▶ [Task requirements] Leave out the pictures and reproduce all of the data exactly.

--*--

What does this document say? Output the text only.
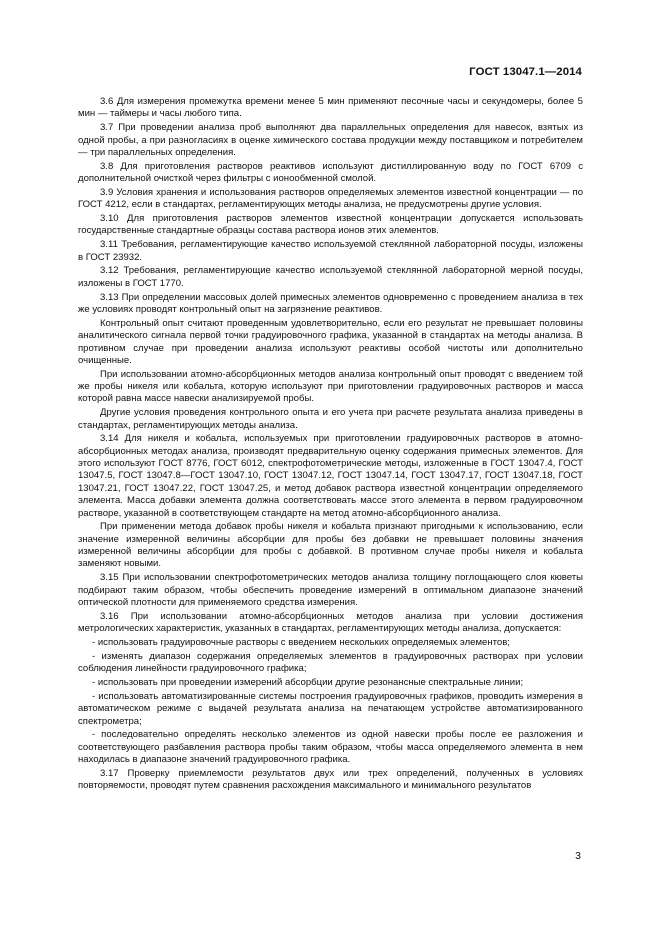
ГОСТ 13047.1—2014

3.6 Для измерения промежутка времени менее 5 мин применяют песочные часы и секундомеры, более 5 мин — таймеры и часы любого типа.

3.7 При проведении анализа проб выполняют два параллельных определения для навесок, взятых из одной пробы, а при разногласиях в оценке химического состава продукции между поставщиком и потребителем — три параллельных определения.

3.8 Для приготовления растворов реактивов используют дистиллированную воду по ГОСТ 6709 с дополнительной очисткой через фильтры с ионообменной смолой.

3.9 Условия хранения и использования растворов определяемых элементов известной концентрации — по ГОСТ 4212, если в стандартах, регламентирующих методы анализа, не предусмотрены другие условия.

3.10 Для приготовления растворов элементов известной концентрации допускается использовать государственные стандартные образцы состава раствора ионов этих элементов.

3.11 Требования, регламентирующие качество используемой стеклянной лабораторной посуды, изложены в ГОСТ 23932.

3.12 Требования, регламентирующие качество используемой стеклянной лабораторной мерной посуды, изложены в ГОСТ 1770.

3.13 При определении массовых долей примесных элементов одновременно с проведением анализа в тех же условиях проводят контрольный опыт на загрязнение реактивов.

Контрольный опыт считают проведенным удовлетворительно, если его результат не превышает половины аналитического сигнала первой точки градуировочного графика, указанной в стандартах на методы анализа. В противном случае при проведении анализа используют реактивы особой чистоты или дополнительно очищенные.

При использовании атомно-абсорбционных методов анализа контрольный опыт проводят с введением той же пробы никеля или кобальта, которую используют при приготовлении градуировочных растворов и масса которой равна массе навески анализируемой пробы.

Другие условия проведения контрольного опыта и его учета при расчете результата анализа приведены в стандартах, регламентирующих методы анализа.

3.14 Для никеля и кобальта, используемых при приготовлении градуировочных растворов в атомно-абсорбционных методах анализа, производят предварительную оценку содержания примесных элементов. Для этого используют ГОСТ 8776, ГОСТ 6012, спектрофотометрические методы, изложенные в ГОСТ 13047.4, ГОСТ 13047.5, ГОСТ 13047.8—ГОСТ 13047.10, ГОСТ 13047.12, ГОСТ 13047.14, ГОСТ 13047.17, ГОСТ 13047.18, ГОСТ 13047.21, ГОСТ 13047.22, ГОСТ 13047.25, и метод добавок раствора известной концентрации определяемого элемента. Масса добавки элемента должна соответствовать массе этого элемента в первом градуировочном растворе, указанной в соответствующем стандарте на метод атомно-абсорбционного анализа.

При применении метода добавок пробы никеля и кобальта признают пригодными к использованию, если значение измеренной величины абсорбции для пробы без добавки не превышает половины значения измеренной величины абсорбции для пробы с добавкой. В противном случае пробы никеля и кобальта заменяют новыми.

3.15 При использовании спектрофотометрических методов анализа толщину поглощающего слоя кюветы подбирают таким образом, чтобы обеспечить проведение измерений в оптимальном диапазоне значений оптической плотности для применяемого средства измерения.

3.16 При использовании атомно-абсорбционных методов анализа при условии достижения метрологических характеристик, указанных в стандартах, регламентирующих методы анализа, допускается:

- использовать градуировочные растворы с введением нескольких определяемых элементов;

- изменять диапазон содержания определяемых элементов в градуировочных растворах при условии соблюдения линейности градуировочного графика;

- использовать при проведении измерений абсорбции другие резонансные спектральные линии;

- использовать автоматизированные системы построения градуировочных графиков, проводить измерения в автоматическом режиме с выдачей результата анализа на печатающем устройстве автоматизированного спектрометра;

- последовательно определять несколько элементов из одной навески пробы после ее разложения и соответствующего разбавления раствора пробы таким образом, чтобы масса определяемого элемента в нем находилась в диапазоне значений градуировочного графика.

3.17 Проверку приемлемости результатов двух или трех определений, полученных в условиях повторяемости, проводят путем сравнения расхождения максимального и минимального результатов

3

--*--

▶ [Task answer]
What does this document say? Output the text only.
ГОСТ 13047.1—2014

3.6 Для измерения промежутка времени менее 5 мин применяют песочные часы и секундомеры, более 5 мин — таймеры и часы любого типа.

3.7 При проведении анализа проб выполняют два параллельных определения для навесок, взятых из одной пробы, а при разногласиях в оценке химического состава продукции между поставщиком и потребителем — три параллельных определения.

3.8 Для приготовления растворов реактивов используют дистиллированную воду по ГОСТ 6709 с дополнительной очисткой через фильтры с ионообменной смолой.

3.9 Условия хранения и использования растворов определяемых элементов известной концентрации — по ГОСТ 4212, если в стандартах, регламентирующих методы анализа, не предусмотрены другие условия.

3.10 Для приготовления растворов элементов известной концентрации допускается использовать государственные стандартные образцы состава раствора ионов этих элементов.

3.11 Требования, регламентирующие качество используемой стеклянной лабораторной посуды, изложены в ГОСТ 23932.

3.12 Требования, регламентирующие качество используемой стеклянной лабораторной мерной посуды, изложены в ГОСТ 1770.

3.13 При определении массовых долей примесных элементов одновременно с проведением анализа в тех же условиях проводят контрольный опыт на загрязнение реактивов.

Контрольный опыт считают проведенным удовлетворительно, если его результат не превышает половины аналитического сигнала первой точки градуировочного графика, указанной в стандартах на методы анализа. В противном случае при проведении анализа используют реактивы особой чистоты или дополнительно очищенные.

При использовании атомно-абсорбционных методов анализа контрольный опыт проводят с введением той же пробы никеля или кобальта, которую используют при приготовлении градуировочных растворов и масса которой равна массе навески анализируемой пробы.

Другие условия проведения контрольного опыта и его учета при расчете результата анализа приведены в стандартах, регламентирующих методы анализа.

3.14 Для никеля и кобальта, используемых при приготовлении градуировочных растворов в атомно-абсорбционных методах анализа, производят предварительную оценку содержания примесных элементов. Для этого используют ГОСТ 8776, ГОСТ 6012, спектрофотометрические методы, изложенные в ГОСТ 13047.4, ГОСТ 13047.5, ГОСТ 13047.8—ГОСТ 13047.10, ГОСТ 13047.12, ГОСТ 13047.14, ГОСТ 13047.17, ГОСТ 13047.18, ГОСТ 13047.21, ГОСТ 13047.22, ГОСТ 13047.25, и метод добавок раствора известной концентрации определяемого элемента. Масса добавки элемента должна соответствовать массе этого элемента в первом градуировочном растворе, указанной в соответствующем стандарте на метод атомно-абсорбционного анализа.

При применении метода добавок пробы никеля и кобальта признают пригодными к использованию, если значение измеренной величины абсорбции для пробы без добавки не превышает половины значения измеренной величины абсорбции для пробы с добавкой. В противном случае пробы никеля и кобальта заменяют новыми.

3.15 При использовании спектрофотометрических методов анализа толщину поглощающего слоя кюветы подбирают таким образом, чтобы обеспечить проведение измерений в оптимальном диапазоне значений оптической плотности для применяемого средства измерения.

3.16 При использовании атомно-абсорбционных методов анализа при условии достижения метрологических характеристик, указанных в стандартах, регламентирующих методы анализа, допускается:

- использовать градуировочные растворы с введением нескольких определяемых элементов;

- изменять диапазон содержания определяемых элементов в градуировочных растворах при условии соблюдения линейности градуировочного графика;

- использовать при проведении измерений абсорбции другие резонансные спектральные линии;

- использовать автоматизированные системы построения градуировочных графиков, проводить измерения в автоматическом режиме с выдачей результата анализа на печатающем устройстве автоматизированного спектрометра;

- последовательно определять несколько элементов из одной навески пробы после ее разложения и соответствующего разбавления раствора пробы таким образом, чтобы масса определяемого элемента в нем находилась в диапазоне значений градуировочного графика.

3.17 Проверку приемлемости результатов двух или трех определений, полученных в условиях повторяемости, проводят путем сравнения расхождения максимального и минимального результатов

3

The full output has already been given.